Figure collection entries:
····················

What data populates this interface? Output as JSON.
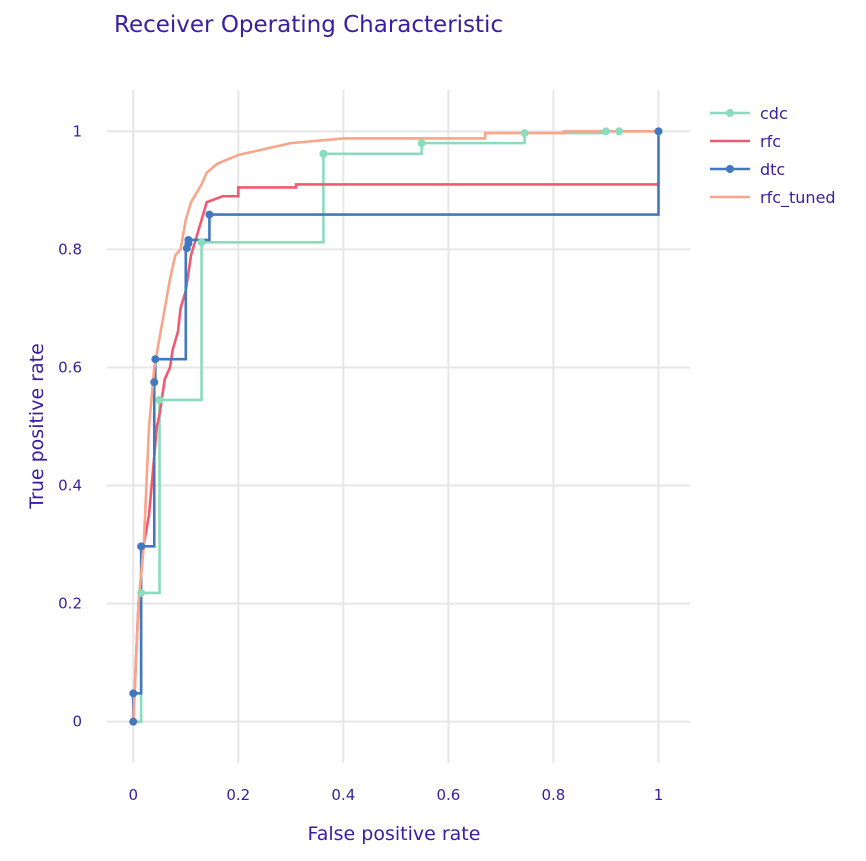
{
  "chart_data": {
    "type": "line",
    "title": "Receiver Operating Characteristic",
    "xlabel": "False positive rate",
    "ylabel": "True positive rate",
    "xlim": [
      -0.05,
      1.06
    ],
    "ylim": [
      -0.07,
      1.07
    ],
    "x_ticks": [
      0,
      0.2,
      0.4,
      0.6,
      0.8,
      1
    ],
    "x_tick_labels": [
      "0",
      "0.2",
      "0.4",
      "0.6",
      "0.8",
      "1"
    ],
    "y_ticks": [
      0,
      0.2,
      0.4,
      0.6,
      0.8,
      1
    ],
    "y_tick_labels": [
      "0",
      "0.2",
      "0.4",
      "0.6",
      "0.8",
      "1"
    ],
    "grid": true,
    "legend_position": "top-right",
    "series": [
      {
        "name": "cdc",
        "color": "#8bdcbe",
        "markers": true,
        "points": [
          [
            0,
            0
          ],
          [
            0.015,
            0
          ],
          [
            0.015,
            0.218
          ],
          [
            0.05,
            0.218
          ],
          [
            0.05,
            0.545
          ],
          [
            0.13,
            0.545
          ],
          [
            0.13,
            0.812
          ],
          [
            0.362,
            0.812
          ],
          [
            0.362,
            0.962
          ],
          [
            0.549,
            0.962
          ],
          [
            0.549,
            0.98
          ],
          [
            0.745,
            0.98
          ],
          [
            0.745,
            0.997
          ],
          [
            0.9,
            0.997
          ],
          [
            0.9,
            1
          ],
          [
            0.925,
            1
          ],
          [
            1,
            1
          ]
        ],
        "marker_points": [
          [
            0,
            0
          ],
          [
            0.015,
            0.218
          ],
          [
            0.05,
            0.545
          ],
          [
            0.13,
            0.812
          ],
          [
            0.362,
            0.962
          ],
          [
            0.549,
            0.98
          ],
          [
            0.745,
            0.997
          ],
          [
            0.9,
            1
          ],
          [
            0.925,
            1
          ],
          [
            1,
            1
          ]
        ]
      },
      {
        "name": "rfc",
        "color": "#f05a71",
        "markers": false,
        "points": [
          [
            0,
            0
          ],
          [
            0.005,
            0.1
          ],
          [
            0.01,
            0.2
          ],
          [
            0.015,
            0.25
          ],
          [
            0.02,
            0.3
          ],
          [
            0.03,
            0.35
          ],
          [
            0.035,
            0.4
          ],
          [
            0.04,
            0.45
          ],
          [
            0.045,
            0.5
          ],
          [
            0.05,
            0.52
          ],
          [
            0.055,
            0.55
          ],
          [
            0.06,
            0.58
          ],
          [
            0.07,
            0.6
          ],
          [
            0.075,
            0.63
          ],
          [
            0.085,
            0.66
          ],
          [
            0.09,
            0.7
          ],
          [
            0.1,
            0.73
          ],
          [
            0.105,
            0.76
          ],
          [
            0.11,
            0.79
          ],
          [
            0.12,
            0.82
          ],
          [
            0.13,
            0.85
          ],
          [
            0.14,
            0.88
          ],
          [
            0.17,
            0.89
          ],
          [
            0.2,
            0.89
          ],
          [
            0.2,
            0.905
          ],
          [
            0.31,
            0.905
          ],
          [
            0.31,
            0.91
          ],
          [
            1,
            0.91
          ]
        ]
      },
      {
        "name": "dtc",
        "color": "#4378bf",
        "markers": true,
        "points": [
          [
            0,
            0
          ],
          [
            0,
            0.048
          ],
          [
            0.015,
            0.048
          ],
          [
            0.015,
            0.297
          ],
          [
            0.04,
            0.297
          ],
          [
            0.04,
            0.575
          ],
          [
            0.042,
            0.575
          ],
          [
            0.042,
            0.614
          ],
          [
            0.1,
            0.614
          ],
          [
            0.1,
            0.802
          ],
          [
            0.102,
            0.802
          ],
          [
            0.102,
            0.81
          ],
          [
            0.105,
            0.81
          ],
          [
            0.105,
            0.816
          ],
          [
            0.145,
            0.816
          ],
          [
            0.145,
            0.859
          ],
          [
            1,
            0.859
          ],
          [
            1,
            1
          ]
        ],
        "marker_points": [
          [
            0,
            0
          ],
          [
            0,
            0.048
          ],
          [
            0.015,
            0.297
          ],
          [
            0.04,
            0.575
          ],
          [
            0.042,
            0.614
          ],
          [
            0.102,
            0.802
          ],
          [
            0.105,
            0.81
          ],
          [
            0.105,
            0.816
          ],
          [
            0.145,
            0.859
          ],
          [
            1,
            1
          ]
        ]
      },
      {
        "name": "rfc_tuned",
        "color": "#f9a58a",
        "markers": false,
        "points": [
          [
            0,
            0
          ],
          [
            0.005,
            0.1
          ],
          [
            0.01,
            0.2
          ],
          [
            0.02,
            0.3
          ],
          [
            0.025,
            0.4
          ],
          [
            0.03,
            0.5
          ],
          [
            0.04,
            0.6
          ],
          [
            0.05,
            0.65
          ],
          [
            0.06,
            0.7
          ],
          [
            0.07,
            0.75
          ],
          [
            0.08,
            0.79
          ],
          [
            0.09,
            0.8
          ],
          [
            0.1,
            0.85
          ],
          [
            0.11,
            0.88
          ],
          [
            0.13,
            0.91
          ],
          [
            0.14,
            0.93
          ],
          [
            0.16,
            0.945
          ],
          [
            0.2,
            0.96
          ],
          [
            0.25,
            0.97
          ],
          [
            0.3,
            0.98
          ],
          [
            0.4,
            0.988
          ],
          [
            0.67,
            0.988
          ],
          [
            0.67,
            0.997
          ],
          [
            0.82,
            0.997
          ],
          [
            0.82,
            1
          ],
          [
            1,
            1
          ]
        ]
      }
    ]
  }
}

····················

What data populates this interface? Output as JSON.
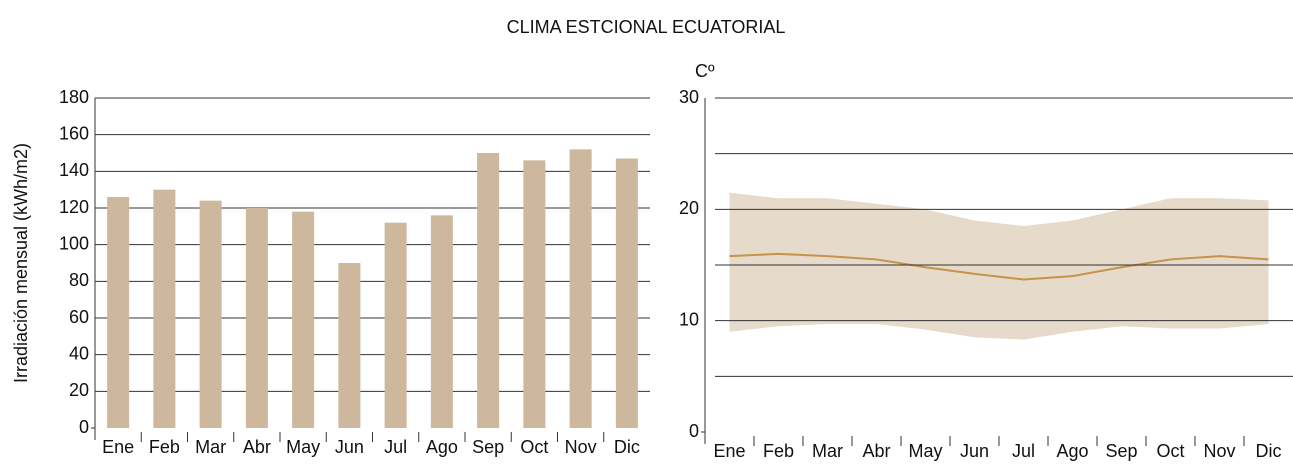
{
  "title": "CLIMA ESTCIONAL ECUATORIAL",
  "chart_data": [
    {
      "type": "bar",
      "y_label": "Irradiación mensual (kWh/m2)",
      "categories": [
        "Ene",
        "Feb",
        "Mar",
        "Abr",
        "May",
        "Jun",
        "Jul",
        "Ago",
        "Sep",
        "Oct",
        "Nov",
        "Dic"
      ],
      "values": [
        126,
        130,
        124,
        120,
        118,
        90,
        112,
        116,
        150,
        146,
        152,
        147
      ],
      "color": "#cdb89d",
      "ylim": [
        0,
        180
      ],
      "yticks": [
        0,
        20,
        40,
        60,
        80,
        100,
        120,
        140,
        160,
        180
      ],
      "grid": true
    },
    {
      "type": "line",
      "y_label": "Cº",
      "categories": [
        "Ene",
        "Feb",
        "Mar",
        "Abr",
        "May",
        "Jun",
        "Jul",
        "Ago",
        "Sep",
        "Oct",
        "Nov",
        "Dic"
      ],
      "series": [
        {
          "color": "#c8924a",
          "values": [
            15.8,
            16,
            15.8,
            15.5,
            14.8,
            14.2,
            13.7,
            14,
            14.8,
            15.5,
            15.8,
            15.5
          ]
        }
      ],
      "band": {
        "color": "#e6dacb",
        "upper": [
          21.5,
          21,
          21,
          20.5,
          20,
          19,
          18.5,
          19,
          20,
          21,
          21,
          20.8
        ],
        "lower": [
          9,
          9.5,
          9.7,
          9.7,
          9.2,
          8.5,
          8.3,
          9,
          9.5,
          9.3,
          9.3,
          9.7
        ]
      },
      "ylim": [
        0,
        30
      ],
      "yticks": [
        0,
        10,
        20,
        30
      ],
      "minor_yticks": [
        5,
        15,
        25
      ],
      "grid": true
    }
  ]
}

····················

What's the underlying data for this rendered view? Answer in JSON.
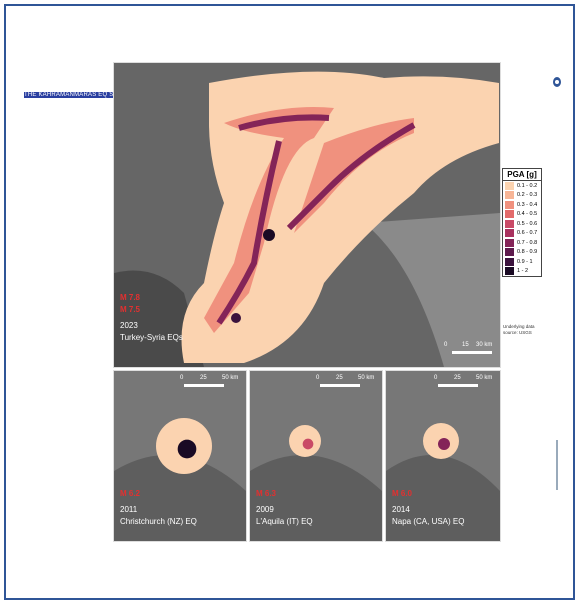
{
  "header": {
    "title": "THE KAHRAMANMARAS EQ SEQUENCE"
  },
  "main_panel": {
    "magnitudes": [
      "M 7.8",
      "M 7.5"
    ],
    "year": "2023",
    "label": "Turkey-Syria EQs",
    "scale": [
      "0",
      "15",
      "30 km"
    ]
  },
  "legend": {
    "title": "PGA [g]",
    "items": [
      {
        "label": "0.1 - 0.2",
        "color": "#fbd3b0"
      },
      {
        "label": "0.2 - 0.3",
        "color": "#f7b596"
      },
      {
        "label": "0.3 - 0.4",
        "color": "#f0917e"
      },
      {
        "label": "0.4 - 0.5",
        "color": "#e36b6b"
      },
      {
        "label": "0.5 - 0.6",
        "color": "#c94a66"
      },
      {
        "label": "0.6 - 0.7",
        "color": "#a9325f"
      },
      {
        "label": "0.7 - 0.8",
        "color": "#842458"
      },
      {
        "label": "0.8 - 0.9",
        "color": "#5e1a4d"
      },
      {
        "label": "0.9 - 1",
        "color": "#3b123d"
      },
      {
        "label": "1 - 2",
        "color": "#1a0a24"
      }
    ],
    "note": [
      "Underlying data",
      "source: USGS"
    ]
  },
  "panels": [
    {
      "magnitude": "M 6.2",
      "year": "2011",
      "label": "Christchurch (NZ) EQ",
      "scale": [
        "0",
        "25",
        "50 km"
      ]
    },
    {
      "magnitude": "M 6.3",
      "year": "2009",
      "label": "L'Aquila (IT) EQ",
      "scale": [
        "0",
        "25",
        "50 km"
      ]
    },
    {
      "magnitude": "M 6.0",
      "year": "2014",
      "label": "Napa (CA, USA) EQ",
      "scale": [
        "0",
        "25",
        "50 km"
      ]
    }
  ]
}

····················

Your task>
In the material above, find the lines that contain "positive" and show them.

Problem solution>
    "xlabel": "False positive rate",
    "ylabel": "True positive rate",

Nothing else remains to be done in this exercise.